## TEXT SEGMENT
+-------+

Caffeine is the classic runner’s supplement, providing quick energy in an easily consumable fashion. We have been using it since the Stone Age, chewing the seeds or bark or leaves of certain plants to affect fatigue and awareness.

Caffeine works like this: as countless neurons fire throughout the day, a neurochemical called adenosine builds up. The nervous system uses receptors to monitor the body’s adenosine levels, and as the day progresses, more adenosine passes through those receptors (making us tired). Caffeine is the same size and shape of adenosine; it attaches to the A1 receptor and when docked, adenosine molecules can’t enter.

Studies have shown that caffeine intake improves exercise performance while also decreasing the perception of pain. However, there’s a genetic split in response to caffeine: for some, it could actually make performance worse. Best try it before race day to ensure it’s right for you.

+-------+

(Document structure recognition data)
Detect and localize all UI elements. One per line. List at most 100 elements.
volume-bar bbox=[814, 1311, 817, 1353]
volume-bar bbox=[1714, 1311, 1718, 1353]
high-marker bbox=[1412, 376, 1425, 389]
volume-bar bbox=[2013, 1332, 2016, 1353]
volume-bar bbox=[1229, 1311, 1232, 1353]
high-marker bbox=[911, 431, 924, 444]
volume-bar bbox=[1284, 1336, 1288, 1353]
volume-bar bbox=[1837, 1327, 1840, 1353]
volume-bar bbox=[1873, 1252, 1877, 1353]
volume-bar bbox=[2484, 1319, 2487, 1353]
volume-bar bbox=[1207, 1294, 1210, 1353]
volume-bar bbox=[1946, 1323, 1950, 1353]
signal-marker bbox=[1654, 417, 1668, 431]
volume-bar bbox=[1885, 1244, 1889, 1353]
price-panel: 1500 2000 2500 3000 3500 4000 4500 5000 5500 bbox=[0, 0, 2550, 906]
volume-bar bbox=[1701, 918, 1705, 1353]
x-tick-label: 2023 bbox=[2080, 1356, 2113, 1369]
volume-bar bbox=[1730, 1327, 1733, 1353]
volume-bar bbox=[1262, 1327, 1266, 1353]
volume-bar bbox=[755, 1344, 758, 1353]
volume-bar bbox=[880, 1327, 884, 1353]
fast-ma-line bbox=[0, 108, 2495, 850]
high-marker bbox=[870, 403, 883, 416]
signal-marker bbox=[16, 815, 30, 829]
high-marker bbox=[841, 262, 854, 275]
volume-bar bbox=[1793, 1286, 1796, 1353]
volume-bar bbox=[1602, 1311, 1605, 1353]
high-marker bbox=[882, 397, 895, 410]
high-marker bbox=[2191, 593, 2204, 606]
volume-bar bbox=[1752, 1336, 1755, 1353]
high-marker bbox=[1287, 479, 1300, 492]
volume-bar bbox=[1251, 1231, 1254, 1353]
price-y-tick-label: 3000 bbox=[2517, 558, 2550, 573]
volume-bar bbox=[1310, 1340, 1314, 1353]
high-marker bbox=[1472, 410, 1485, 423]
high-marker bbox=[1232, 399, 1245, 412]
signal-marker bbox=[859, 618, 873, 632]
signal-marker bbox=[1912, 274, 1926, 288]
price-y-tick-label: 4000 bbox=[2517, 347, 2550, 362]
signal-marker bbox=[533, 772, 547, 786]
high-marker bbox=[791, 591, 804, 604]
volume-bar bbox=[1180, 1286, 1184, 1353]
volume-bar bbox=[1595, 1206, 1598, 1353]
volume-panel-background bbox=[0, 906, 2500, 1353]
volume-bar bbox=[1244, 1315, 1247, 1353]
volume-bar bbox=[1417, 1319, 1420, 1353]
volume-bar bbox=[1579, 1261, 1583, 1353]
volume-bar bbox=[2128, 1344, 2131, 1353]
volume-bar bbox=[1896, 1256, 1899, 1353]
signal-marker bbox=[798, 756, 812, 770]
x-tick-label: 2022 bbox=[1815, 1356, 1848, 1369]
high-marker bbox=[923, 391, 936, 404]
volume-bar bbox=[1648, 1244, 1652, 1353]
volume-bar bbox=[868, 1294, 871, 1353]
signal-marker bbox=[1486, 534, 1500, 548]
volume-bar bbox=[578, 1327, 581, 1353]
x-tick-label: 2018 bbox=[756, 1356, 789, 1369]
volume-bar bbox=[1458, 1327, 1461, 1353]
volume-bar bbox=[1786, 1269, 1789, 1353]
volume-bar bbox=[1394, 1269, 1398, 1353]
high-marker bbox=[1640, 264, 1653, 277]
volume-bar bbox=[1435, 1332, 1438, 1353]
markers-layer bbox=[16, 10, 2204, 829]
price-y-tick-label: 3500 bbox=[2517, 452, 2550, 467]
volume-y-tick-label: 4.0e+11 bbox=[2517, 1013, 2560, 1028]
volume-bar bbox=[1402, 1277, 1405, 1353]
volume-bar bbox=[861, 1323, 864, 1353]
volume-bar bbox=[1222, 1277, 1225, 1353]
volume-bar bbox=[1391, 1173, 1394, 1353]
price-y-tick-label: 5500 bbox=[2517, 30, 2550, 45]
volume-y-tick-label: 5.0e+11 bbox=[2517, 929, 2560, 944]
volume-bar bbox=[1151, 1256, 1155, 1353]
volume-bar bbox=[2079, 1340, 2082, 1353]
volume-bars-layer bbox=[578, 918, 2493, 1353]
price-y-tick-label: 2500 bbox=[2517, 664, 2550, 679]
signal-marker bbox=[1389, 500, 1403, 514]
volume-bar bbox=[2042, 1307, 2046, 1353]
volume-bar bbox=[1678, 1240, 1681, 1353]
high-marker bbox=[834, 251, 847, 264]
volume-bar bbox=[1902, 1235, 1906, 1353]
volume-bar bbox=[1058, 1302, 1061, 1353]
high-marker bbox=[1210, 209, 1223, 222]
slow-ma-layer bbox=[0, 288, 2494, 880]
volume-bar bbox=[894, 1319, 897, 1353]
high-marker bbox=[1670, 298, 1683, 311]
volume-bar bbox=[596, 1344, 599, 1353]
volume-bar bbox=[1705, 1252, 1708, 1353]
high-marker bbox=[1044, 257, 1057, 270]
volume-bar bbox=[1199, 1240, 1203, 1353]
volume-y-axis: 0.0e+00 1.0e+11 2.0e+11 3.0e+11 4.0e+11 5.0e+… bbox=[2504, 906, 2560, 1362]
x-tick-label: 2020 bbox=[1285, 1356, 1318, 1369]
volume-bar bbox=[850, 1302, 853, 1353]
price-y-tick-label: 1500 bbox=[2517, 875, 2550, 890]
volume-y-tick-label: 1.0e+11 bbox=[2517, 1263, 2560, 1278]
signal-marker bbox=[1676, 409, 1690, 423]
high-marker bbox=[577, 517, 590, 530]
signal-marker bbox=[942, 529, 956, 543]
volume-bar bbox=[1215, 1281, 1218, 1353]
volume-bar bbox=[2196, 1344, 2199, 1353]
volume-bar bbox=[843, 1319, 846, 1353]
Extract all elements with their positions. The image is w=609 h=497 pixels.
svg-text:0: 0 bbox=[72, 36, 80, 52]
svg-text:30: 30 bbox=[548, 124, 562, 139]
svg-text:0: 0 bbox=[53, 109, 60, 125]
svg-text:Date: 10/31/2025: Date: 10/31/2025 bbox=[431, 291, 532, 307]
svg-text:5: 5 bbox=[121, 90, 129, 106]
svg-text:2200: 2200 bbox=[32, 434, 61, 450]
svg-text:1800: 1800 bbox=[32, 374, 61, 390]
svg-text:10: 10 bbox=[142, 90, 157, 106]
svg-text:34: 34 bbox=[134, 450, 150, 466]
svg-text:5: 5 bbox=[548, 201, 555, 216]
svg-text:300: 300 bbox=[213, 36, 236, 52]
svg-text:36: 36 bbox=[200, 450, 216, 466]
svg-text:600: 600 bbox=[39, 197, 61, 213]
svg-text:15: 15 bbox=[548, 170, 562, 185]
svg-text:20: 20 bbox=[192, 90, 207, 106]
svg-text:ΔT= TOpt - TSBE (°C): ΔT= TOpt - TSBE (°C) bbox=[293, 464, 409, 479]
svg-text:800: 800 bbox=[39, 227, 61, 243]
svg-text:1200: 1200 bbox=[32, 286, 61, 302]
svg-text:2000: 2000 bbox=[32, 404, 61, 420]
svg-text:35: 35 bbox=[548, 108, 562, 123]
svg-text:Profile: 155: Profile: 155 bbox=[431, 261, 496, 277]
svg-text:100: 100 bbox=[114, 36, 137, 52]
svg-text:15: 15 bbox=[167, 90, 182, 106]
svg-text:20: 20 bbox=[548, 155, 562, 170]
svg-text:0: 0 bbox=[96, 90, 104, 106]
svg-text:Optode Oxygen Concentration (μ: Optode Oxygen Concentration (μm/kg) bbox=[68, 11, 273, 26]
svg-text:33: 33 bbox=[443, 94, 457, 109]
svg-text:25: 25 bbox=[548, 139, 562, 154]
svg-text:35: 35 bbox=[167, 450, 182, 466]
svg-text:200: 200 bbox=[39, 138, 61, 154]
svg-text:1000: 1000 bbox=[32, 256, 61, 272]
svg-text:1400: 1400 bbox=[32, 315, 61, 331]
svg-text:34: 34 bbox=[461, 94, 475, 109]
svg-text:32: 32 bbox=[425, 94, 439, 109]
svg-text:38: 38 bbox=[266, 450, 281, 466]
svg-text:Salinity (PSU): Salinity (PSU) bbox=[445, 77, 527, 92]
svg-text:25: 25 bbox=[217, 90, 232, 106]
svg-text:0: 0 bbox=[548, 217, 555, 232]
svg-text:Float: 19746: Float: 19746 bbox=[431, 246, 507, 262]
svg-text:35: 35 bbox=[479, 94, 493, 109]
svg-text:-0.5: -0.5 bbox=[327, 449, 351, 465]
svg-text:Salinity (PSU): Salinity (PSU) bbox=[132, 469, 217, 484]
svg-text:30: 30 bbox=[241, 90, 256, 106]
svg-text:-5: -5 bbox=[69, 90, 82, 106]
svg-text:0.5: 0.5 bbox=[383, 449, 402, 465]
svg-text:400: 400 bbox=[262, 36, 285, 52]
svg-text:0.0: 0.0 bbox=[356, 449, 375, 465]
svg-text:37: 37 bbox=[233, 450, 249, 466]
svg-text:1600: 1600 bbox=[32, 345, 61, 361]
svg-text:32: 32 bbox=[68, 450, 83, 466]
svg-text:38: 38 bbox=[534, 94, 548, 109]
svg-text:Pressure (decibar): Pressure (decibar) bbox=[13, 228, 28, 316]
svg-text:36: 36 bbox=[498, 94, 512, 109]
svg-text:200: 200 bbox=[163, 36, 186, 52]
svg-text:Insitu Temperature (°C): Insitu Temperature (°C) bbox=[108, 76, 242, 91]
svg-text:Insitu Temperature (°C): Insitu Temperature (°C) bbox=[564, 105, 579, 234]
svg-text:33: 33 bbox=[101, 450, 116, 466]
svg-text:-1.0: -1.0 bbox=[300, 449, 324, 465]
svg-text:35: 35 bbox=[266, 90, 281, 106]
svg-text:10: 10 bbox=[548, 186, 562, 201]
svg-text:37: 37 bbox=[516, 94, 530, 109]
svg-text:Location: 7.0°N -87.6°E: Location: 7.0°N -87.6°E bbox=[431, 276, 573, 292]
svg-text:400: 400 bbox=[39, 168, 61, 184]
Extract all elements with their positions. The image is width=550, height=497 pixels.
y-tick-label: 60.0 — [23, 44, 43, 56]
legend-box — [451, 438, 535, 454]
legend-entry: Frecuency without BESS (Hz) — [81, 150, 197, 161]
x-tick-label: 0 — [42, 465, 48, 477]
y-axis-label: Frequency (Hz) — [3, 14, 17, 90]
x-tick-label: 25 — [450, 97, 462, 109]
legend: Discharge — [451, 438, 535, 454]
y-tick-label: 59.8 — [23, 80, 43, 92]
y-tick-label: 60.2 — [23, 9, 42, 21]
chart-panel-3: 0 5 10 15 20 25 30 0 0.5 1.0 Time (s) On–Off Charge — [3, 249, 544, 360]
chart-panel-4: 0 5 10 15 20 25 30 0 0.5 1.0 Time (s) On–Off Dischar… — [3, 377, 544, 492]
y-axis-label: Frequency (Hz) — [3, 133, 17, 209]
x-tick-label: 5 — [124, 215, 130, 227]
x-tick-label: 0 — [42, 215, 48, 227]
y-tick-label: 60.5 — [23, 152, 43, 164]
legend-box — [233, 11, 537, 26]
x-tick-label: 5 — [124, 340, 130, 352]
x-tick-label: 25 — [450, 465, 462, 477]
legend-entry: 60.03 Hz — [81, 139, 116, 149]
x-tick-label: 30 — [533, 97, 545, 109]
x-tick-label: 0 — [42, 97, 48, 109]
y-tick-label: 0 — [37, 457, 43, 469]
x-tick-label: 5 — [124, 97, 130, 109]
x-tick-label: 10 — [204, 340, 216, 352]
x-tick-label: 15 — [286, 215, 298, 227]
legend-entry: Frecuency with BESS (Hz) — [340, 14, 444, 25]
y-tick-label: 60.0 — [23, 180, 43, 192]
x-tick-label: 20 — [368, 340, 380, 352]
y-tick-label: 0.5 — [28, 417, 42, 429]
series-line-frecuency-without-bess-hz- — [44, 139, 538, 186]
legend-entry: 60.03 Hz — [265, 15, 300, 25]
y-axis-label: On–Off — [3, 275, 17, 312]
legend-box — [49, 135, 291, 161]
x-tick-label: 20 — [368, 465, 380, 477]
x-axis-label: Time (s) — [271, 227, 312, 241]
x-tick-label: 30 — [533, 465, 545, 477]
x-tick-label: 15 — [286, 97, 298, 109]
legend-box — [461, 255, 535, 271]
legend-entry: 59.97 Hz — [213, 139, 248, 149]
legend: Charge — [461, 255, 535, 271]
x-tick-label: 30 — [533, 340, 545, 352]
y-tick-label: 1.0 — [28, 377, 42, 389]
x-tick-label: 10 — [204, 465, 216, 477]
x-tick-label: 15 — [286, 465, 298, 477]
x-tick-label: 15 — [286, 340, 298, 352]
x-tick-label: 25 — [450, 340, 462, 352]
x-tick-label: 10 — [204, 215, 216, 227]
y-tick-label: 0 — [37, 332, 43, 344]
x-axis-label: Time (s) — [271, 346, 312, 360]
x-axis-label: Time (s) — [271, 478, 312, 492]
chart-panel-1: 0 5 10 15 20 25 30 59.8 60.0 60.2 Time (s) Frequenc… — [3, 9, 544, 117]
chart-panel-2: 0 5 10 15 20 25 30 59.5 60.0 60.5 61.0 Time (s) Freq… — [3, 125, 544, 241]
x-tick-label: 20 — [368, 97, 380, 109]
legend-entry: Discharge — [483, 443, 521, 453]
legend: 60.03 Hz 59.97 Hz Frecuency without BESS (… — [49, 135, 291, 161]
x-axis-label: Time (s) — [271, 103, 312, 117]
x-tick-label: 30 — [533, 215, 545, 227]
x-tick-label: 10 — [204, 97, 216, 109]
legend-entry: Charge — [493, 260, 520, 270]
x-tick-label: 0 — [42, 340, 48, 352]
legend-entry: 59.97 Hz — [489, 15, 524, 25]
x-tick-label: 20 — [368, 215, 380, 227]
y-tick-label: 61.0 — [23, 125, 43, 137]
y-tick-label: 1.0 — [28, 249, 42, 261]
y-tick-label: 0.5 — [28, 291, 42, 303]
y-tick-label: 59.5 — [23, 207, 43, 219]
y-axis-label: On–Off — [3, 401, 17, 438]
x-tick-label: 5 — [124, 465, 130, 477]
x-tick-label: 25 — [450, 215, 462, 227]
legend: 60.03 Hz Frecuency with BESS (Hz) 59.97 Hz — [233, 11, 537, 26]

+-------+

## YOUR GOAL
Which plant parts does the caffeine passage say people have chewed since the Stone Age? List each one.

## SOLUTION
seeds, bark, leaves